▶ **Task statement**:
In the material below, find every line with "Ctrl" and pull it out.

▶ **Data to process**:
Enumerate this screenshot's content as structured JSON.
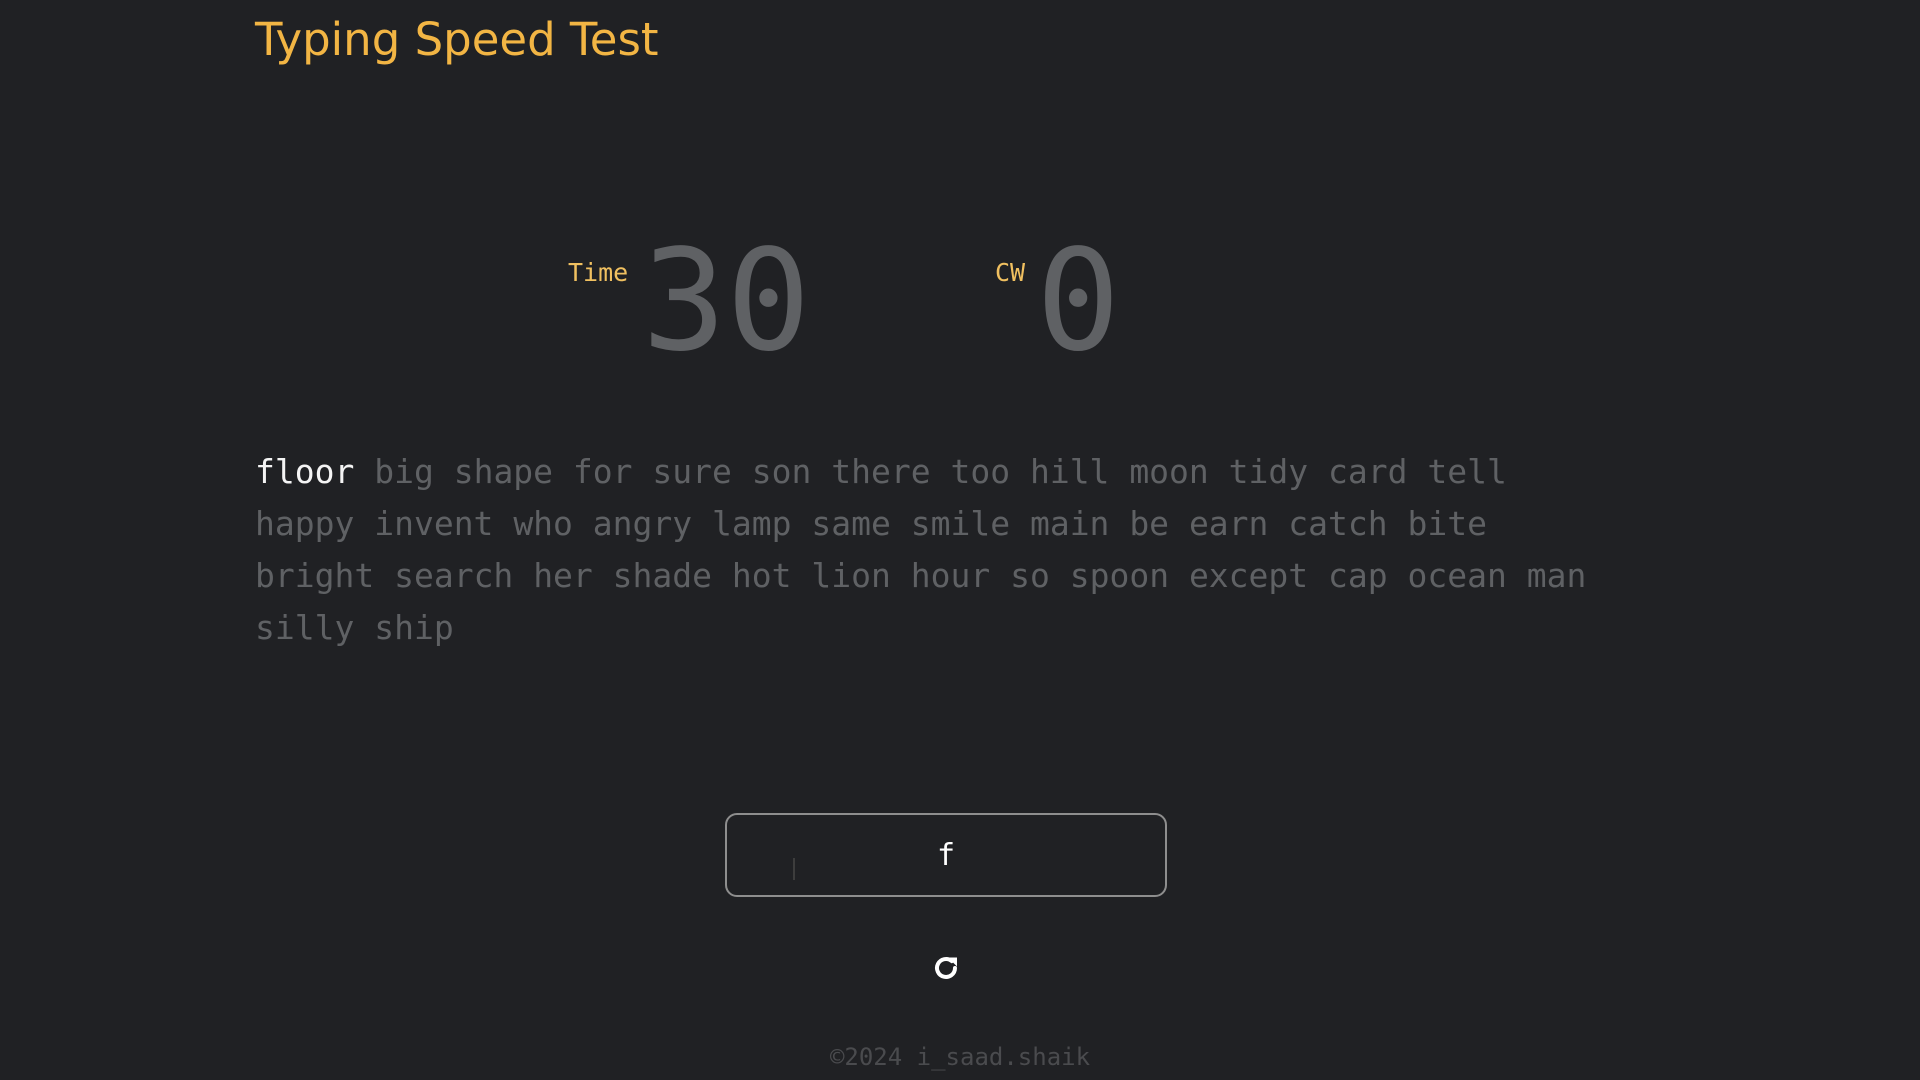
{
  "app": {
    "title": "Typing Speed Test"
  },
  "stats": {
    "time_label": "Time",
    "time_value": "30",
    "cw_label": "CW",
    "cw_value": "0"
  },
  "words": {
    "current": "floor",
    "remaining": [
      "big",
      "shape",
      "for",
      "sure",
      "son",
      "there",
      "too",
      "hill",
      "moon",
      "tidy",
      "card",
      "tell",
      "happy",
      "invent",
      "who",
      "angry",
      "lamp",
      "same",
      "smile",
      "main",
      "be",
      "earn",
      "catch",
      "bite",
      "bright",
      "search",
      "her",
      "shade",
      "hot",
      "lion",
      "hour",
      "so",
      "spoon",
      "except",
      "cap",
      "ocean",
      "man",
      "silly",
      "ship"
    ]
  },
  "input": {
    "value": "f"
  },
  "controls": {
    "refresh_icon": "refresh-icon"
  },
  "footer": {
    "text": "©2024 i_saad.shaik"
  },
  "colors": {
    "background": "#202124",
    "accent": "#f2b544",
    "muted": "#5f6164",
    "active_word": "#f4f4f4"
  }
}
--
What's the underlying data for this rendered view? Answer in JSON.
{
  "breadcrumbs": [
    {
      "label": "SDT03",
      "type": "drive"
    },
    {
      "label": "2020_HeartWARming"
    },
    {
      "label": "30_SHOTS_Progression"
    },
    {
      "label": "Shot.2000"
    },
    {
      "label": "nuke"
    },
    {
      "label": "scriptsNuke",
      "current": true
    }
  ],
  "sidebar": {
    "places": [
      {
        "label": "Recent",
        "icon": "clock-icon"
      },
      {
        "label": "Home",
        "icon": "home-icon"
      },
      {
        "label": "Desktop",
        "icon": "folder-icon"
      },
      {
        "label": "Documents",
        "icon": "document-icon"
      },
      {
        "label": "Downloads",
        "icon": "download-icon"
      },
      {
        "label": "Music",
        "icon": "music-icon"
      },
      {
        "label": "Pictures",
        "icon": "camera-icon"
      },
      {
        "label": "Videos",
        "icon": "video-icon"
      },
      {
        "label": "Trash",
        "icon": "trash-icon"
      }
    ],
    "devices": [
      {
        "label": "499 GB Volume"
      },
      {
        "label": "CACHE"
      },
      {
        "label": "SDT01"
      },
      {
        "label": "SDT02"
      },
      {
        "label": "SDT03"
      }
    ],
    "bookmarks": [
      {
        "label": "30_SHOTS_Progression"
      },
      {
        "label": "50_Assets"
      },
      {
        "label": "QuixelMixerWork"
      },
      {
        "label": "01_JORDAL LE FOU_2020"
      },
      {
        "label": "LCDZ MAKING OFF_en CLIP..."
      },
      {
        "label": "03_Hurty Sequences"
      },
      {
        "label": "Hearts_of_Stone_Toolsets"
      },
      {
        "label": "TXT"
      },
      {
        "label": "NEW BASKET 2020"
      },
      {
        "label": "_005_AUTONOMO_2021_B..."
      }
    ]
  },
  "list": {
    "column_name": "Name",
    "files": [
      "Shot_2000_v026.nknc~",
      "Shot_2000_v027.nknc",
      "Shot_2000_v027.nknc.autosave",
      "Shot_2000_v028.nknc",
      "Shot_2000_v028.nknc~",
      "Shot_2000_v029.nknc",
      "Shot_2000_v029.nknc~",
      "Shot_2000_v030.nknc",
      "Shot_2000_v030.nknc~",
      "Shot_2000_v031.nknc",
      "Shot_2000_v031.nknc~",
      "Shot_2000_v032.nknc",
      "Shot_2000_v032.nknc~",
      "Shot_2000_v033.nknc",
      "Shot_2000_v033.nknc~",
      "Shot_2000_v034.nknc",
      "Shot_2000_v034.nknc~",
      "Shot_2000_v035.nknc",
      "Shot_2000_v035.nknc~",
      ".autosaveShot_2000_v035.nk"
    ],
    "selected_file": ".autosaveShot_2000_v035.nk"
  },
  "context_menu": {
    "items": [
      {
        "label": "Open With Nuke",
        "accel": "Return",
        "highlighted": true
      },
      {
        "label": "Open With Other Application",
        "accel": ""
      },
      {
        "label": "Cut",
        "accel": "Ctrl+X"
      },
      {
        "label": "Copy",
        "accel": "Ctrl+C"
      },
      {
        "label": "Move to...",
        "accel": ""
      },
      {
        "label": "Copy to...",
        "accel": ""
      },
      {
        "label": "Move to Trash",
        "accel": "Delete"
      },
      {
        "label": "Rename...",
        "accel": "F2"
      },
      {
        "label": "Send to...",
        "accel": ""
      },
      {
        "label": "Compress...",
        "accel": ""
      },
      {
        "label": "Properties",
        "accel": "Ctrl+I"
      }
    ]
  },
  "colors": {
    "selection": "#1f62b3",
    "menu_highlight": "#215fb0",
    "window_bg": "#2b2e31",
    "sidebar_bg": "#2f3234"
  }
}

▶ **Finished task**:
        "accel": "Ctrl+X"
        "accel": "Ctrl+C"
        "accel": "Ctrl+I"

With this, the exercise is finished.